The exercise: Take every line that has the string "cout" and copy it out.

-- Start Provided material --

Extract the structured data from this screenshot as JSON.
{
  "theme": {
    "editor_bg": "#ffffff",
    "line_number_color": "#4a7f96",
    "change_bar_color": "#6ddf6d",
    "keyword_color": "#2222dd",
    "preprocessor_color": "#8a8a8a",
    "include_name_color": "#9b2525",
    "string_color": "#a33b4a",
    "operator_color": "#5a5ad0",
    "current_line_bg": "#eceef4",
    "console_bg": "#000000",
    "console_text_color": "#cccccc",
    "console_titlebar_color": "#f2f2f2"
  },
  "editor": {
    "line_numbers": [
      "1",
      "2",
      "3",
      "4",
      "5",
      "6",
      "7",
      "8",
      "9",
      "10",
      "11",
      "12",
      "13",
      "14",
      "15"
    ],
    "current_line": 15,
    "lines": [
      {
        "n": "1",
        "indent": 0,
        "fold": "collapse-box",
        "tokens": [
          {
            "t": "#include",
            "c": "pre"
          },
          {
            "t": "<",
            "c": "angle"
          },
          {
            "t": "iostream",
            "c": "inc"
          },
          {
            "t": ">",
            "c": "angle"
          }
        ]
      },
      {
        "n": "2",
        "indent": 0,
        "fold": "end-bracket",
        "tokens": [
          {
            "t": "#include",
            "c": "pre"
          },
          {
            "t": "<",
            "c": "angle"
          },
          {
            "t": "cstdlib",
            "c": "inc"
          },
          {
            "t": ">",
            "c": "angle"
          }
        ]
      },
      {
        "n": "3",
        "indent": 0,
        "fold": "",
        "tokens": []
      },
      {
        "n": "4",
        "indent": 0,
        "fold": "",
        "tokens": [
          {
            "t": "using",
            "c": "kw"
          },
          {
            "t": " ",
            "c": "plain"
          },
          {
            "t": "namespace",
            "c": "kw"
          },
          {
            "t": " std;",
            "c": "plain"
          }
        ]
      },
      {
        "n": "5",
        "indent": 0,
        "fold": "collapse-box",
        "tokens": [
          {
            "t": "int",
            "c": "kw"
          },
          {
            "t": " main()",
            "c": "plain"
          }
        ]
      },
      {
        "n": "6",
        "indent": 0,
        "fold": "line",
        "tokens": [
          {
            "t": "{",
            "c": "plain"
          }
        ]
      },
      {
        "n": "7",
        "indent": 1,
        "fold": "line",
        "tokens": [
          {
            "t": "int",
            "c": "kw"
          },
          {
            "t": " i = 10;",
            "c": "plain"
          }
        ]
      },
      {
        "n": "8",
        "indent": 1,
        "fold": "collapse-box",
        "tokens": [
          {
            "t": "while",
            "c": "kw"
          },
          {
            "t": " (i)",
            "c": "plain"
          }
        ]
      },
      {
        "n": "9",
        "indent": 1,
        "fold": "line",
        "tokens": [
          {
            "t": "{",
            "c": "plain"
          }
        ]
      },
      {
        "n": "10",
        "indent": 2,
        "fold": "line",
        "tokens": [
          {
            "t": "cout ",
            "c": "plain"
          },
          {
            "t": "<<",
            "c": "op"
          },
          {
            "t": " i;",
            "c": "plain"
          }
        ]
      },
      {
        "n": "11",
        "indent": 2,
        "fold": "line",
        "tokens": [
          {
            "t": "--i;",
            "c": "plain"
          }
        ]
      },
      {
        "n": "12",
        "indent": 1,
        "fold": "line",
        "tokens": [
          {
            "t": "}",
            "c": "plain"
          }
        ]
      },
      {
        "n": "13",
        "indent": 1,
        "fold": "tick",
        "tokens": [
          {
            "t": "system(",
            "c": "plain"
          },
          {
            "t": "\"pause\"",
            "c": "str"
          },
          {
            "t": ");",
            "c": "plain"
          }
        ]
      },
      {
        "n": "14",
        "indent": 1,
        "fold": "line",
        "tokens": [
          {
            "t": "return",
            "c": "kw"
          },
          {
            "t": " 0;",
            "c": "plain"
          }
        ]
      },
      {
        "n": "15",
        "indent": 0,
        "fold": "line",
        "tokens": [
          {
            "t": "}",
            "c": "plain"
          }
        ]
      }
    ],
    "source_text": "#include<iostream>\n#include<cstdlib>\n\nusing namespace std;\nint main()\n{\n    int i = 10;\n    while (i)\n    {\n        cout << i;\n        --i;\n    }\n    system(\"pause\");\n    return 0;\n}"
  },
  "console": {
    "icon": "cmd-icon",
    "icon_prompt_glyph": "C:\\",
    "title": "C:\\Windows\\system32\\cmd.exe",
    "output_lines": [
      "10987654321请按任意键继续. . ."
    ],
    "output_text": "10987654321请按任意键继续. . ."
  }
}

-- End Provided material --

Written response:
            "t": "cout ",
    "source_text": "#include<iostream>\n#include<cstdlib>\n\nusing namespace std;\nint main()\n{\n    int i = 10;\n    while (i)\n    {\n        cout << i;\n        --i;\n    }\n    system(\"pause\");\n    return 0;\n}"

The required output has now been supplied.